» Work to complete: Reproduce every entry exactly as shown.

» Entries supplied:
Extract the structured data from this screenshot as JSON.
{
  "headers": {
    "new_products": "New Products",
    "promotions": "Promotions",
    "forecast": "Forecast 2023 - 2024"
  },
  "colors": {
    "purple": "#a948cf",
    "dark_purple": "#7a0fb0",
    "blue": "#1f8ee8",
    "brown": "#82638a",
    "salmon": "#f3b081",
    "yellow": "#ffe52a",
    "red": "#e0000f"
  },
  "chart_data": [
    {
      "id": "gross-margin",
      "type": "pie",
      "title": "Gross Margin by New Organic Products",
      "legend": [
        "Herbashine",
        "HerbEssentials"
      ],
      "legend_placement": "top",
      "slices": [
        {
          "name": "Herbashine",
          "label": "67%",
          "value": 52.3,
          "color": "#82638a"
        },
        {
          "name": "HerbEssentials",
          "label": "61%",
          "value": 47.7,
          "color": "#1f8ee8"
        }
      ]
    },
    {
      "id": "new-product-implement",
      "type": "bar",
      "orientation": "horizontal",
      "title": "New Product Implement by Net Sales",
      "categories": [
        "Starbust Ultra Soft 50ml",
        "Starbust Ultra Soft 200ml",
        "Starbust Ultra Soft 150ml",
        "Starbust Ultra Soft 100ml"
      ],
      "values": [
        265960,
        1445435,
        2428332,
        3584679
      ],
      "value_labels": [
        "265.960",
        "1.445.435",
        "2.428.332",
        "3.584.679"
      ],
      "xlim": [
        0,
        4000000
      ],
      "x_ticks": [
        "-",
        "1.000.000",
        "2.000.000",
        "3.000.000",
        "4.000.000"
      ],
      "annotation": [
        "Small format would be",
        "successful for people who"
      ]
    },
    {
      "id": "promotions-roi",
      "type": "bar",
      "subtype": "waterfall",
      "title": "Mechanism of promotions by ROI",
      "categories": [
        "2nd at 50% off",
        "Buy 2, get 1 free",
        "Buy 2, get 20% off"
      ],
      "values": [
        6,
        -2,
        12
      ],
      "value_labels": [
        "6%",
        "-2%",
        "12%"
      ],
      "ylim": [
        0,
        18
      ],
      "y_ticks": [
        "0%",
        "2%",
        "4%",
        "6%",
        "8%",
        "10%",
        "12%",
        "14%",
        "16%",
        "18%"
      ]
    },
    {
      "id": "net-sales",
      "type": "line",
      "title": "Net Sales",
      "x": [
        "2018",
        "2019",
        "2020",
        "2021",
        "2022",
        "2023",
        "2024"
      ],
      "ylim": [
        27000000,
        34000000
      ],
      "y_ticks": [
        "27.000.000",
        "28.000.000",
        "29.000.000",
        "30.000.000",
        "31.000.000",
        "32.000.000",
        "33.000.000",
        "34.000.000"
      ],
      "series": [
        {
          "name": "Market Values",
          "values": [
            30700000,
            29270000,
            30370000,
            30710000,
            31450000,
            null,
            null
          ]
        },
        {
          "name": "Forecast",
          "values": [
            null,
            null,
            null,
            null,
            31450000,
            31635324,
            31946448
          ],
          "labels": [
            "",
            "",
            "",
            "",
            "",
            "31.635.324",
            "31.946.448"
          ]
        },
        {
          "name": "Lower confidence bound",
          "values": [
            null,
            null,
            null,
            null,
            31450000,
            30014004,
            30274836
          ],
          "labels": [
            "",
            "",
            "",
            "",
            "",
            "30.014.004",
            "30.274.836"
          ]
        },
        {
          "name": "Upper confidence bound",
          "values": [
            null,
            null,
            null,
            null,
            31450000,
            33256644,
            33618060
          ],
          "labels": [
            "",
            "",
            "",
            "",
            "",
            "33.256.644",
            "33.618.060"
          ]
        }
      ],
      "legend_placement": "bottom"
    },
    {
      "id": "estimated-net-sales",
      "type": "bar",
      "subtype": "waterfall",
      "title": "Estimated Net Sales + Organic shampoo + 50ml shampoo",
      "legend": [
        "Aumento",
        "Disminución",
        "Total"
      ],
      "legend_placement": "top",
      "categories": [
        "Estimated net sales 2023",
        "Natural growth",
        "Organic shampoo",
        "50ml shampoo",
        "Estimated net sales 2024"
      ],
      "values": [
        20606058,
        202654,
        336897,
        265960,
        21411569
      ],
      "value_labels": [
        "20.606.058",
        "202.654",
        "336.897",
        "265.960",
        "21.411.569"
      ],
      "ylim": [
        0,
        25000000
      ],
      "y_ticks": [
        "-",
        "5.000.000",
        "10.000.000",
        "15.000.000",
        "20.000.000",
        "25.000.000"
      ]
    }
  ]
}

» Solution for this problem:
Extract the structured data from this screenshot as JSON.
{
  "headers": {
    "new_products": "New Products",
    "promotions": "Promotions",
    "forecast": "Forecast 2023 - 2024"
  },
  "colors": {
    "purple": "#a948cf",
    "dark_purple": "#7a0fb0",
    "blue": "#1f8ee8",
    "brown": "#82638a",
    "salmon": "#f3b081",
    "yellow": "#ffe52a",
    "red": "#e0000f"
  },
  "chart_data": [
    {
      "id": "gross-margin",
      "type": "pie",
      "title": "Gross Margin by New Organic Products",
      "legend": [
        "Herbashine",
        "HerbEssentials"
      ],
      "legend_placement": "top",
      "slices": [
        {
          "name": "Herbashine",
          "label": "67%",
          "value": 52.3,
          "color": "#82638a"
        },
        {
          "name": "HerbEssentials",
          "label": "61%",
          "value": 47.7,
          "color": "#1f8ee8"
        }
      ]
    },
    {
      "id": "new-product-implement",
      "type": "bar",
      "orientation": "horizontal",
      "title": "New Product Implement by Net Sales",
      "categories": [
        "Starbust Ultra Soft 50ml",
        "Starbust Ultra Soft 200ml",
        "Starbust Ultra Soft 150ml",
        "Starbust Ultra Soft 100ml"
      ],
      "values": [
        265960,
        1445435,
        2428332,
        3584679
      ],
      "value_labels": [
        "265.960",
        "1.445.435",
        "2.428.332",
        "3.584.679"
      ],
      "xlim": [
        0,
        4000000
      ],
      "x_ticks": [
        "-",
        "1.000.000",
        "2.000.000",
        "3.000.000",
        "4.000.000"
      ],
      "annotation": [
        "Small format would be",
        "successful for people who"
      ]
    },
    {
      "id": "promotions-roi",
      "type": "bar",
      "subtype": "waterfall",
      "title": "Mechanism of promotions by ROI",
      "categories": [
        "2nd at 50% off",
        "Buy 2, get 1 free",
        "Buy 2, get 20% off"
      ],
      "values": [
        6,
        -2,
        12
      ],
      "value_labels": [
        "6%",
        "-2%",
        "12%"
      ],
      "ylim": [
        0,
        18
      ],
      "y_ticks": [
        "0%",
        "2%",
        "4%",
        "6%",
        "8%",
        "10%",
        "12%",
        "14%",
        "16%",
        "18%"
      ]
    },
    {
      "id": "net-sales",
      "type": "line",
      "title": "Net Sales",
      "x": [
        "2018",
        "2019",
        "2020",
        "2021",
        "2022",
        "2023",
        "2024"
      ],
      "ylim": [
        27000000,
        34000000
      ],
      "y_ticks": [
        "27.000.000",
        "28.000.000",
        "29.000.000",
        "30.000.000",
        "31.000.000",
        "32.000.000",
        "33.000.000",
        "34.000.000"
      ],
      "series": [
        {
          "name": "Market Values",
          "values": [
            30700000,
            29270000,
            30370000,
            30710000,
            31450000,
            null,
            null
          ]
        },
        {
          "name": "Forecast",
          "values": [
            null,
            null,
            null,
            null,
            31450000,
            31635324,
            31946448
          ],
          "labels": [
            "",
            "",
            "",
            "",
            "",
            "31.635.324",
            "31.946.448"
          ]
        },
        {
          "name": "Lower confidence bound",
          "values": [
            null,
            null,
            null,
            null,
            31450000,
            30014004,
            30274836
          ],
          "labels": [
            "",
            "",
            "",
            "",
            "",
            "30.014.004",
            "30.274.836"
          ]
        },
        {
          "name": "Upper confidence bound",
          "values": [
            null,
            null,
            null,
            null,
            31450000,
            33256644,
            33618060
          ],
          "labels": [
            "",
            "",
            "",
            "",
            "",
            "33.256.644",
            "33.618.060"
          ]
        }
      ],
      "legend_placement": "bottom"
    },
    {
      "id": "estimated-net-sales",
      "type": "bar",
      "subtype": "waterfall",
      "title": "Estimated Net Sales + Organic shampoo + 50ml shampoo",
      "legend": [
        "Aumento",
        "Disminución",
        "Total"
      ],
      "legend_placement": "top",
      "categories": [
        "Estimated net sales 2023",
        "Natural growth",
        "Organic shampoo",
        "50ml shampoo",
        "Estimated net sales 2024"
      ],
      "values": [
        20606058,
        202654,
        336897,
        265960,
        21411569
      ],
      "value_labels": [
        "20.606.058",
        "202.654",
        "336.897",
        "265.960",
        "21.411.569"
      ],
      "ylim": [
        0,
        25000000
      ],
      "y_ticks": [
        "-",
        "5.000.000",
        "10.000.000",
        "15.000.000",
        "20.000.000",
        "25.000.000"
      ]
    }
  ]
}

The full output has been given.